-- Start Stored records --

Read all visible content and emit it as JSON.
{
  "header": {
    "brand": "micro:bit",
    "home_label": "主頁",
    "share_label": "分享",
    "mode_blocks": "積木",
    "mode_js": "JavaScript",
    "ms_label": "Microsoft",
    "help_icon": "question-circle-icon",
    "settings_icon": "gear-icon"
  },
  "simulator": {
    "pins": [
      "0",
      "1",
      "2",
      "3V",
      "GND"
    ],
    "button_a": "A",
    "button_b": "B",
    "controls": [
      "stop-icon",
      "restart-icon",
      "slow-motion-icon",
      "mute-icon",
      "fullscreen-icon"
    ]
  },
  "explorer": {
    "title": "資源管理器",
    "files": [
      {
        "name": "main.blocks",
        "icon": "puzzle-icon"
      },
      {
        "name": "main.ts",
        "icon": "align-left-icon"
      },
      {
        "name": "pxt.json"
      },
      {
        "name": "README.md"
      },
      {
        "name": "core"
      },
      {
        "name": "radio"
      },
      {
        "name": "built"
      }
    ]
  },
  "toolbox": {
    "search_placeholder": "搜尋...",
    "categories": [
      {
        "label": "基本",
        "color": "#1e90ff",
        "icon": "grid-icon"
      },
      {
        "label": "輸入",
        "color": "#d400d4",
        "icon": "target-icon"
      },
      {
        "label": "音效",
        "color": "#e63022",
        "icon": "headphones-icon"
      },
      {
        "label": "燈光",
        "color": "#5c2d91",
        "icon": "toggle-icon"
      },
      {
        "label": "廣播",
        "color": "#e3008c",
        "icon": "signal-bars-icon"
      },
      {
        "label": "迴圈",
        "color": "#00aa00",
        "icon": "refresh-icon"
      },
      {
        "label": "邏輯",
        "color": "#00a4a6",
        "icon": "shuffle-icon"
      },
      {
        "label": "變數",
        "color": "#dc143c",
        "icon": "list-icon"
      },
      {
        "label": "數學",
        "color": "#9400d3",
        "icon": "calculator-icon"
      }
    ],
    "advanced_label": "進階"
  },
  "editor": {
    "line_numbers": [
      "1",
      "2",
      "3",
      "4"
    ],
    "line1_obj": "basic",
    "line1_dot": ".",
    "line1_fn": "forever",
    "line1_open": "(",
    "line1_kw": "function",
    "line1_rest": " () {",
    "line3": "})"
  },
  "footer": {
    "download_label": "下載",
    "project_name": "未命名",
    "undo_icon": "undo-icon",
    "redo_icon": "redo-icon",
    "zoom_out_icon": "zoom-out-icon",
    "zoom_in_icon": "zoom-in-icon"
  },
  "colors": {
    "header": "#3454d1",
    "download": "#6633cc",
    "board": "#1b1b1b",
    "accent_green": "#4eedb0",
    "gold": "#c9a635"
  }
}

-- End Stored records --

• _The task_
Repeat every entry exactly as written above.

• _The response_
Read all visible content and emit it as JSON.
{
  "header": {
    "brand": "micro:bit",
    "home_label": "主頁",
    "share_label": "分享",
    "mode_blocks": "積木",
    "mode_js": "JavaScript",
    "ms_label": "Microsoft",
    "help_icon": "question-circle-icon",
    "settings_icon": "gear-icon"
  },
  "simulator": {
    "pins": [
      "0",
      "1",
      "2",
      "3V",
      "GND"
    ],
    "button_a": "A",
    "button_b": "B",
    "controls": [
      "stop-icon",
      "restart-icon",
      "slow-motion-icon",
      "mute-icon",
      "fullscreen-icon"
    ]
  },
  "explorer": {
    "title": "資源管理器",
    "files": [
      {
        "name": "main.blocks",
        "icon": "puzzle-icon"
      },
      {
        "name": "main.ts",
        "icon": "align-left-icon"
      },
      {
        "name": "pxt.json"
      },
      {
        "name": "README.md"
      },
      {
        "name": "core"
      },
      {
        "name": "radio"
      },
      {
        "name": "built"
      }
    ]
  },
  "toolbox": {
    "search_placeholder": "搜尋...",
    "categories": [
      {
        "label": "基本",
        "color": "#1e90ff",
        "icon": "grid-icon"
      },
      {
        "label": "輸入",
        "color": "#d400d4",
        "icon": "target-icon"
      },
      {
        "label": "音效",
        "color": "#e63022",
        "icon": "headphones-icon"
      },
      {
        "label": "燈光",
        "color": "#5c2d91",
        "icon": "toggle-icon"
      },
      {
        "label": "廣播",
        "color": "#e3008c",
        "icon": "signal-bars-icon"
      },
      {
        "label": "迴圈",
        "color": "#00aa00",
        "icon": "refresh-icon"
      },
      {
        "label": "邏輯",
        "color": "#00a4a6",
        "icon": "shuffle-icon"
      },
      {
        "label": "變數",
        "color": "#dc143c",
        "icon": "list-icon"
      },
      {
        "label": "數學",
        "color": "#9400d3",
        "icon": "calculator-icon"
      }
    ],
    "advanced_label": "進階"
  },
  "editor": {
    "line_numbers": [
      "1",
      "2",
      "3",
      "4"
    ],
    "line1_obj": "basic",
    "line1_dot": ".",
    "line1_fn": "forever",
    "line1_open": "(",
    "line1_kw": "function",
    "line1_rest": " () {",
    "line3": "})"
  },
  "footer": {
    "download_label": "下載",
    "project_name": "未命名",
    "undo_icon": "undo-icon",
    "redo_icon": "redo-icon",
    "zoom_out_icon": "zoom-out-icon",
    "zoom_in_icon": "zoom-in-icon"
  },
  "colors": {
    "header": "#3454d1",
    "download": "#6633cc",
    "board": "#1b1b1b",
    "accent_green": "#4eedb0",
    "gold": "#c9a635"
  }
}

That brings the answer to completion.